Data for this task
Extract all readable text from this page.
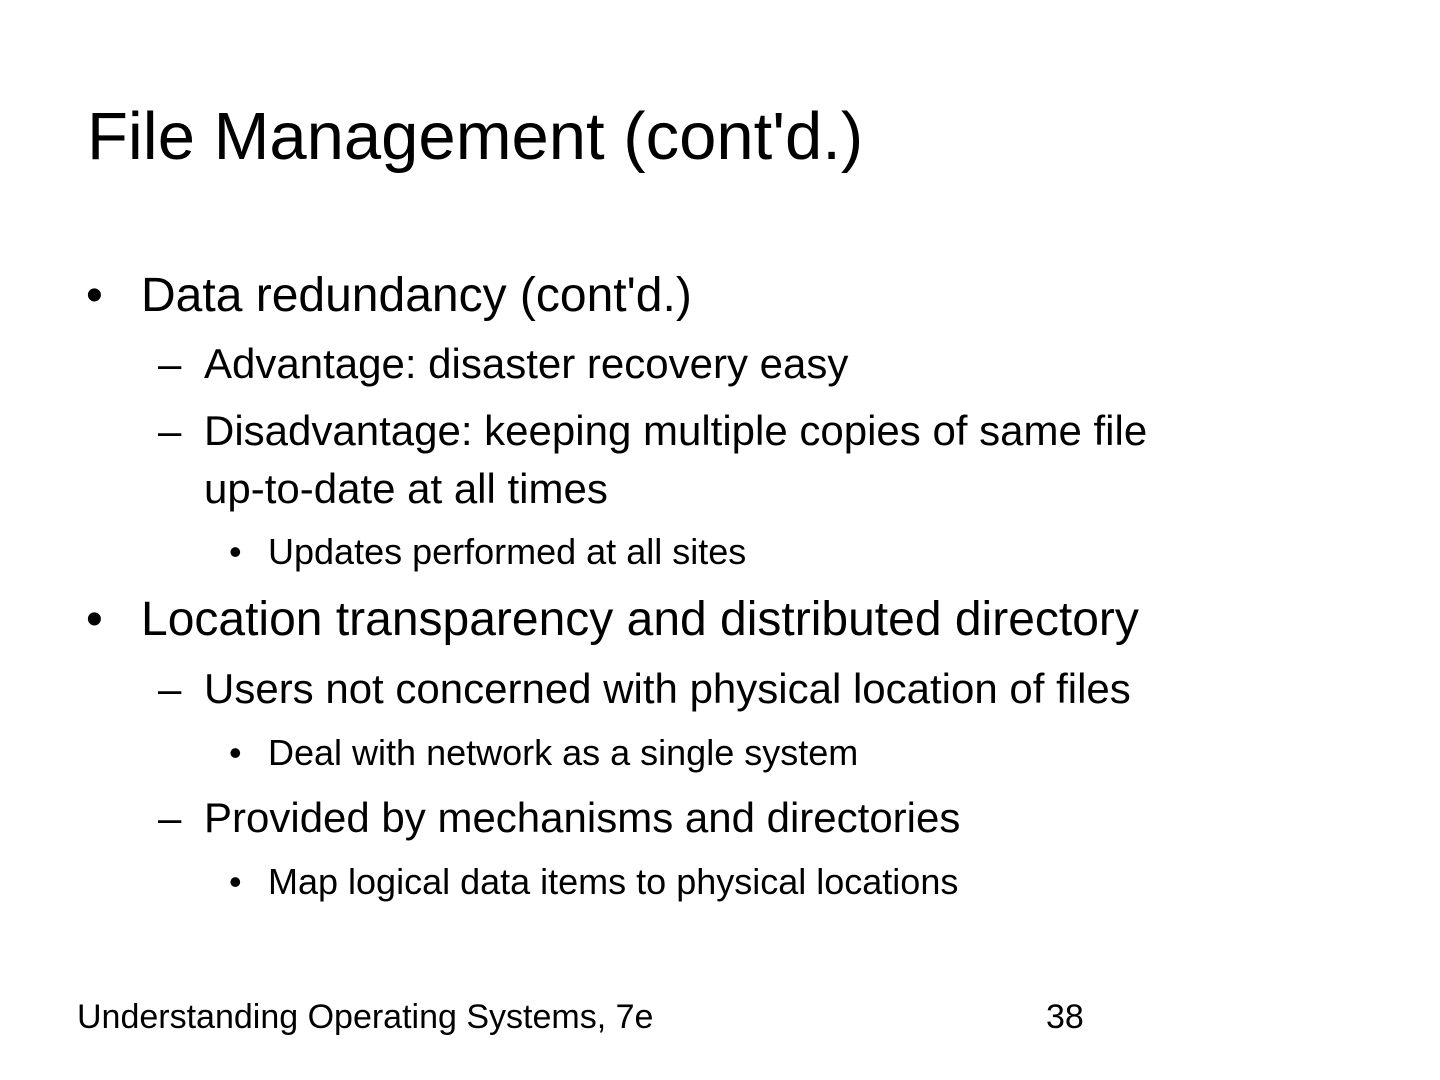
File Management (cont'd.)
• Data redundancy (cont'd.)
– Advantage: disaster recovery easy
– Disadvantage: keeping multiple copies of same file
up-to-date at all times
• Updates performed at all sites
• Location transparency and distributed directory
– Users not concerned with physical location of files
• Deal with network as a single system
– Provided by mechanisms and directories
• Map logical data items to physical locations
Understanding Operating Systems, 7e	38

Goal of the exercise
Each record above should be copied character for character, with pictures dropped.

Exercise result
Extract all readable text from this page.
File Management (cont'd.)
• Data redundancy (cont'd.)
– Advantage: disaster recovery easy
– Disadvantage: keeping multiple copies of same file
up-to-date at all times
• Updates performed at all sites
• Location transparency and distributed directory
– Users not concerned with physical location of files
• Deal with network as a single system
– Provided by mechanisms and directories
• Map logical data items to physical locations
Understanding Operating Systems, 7e	38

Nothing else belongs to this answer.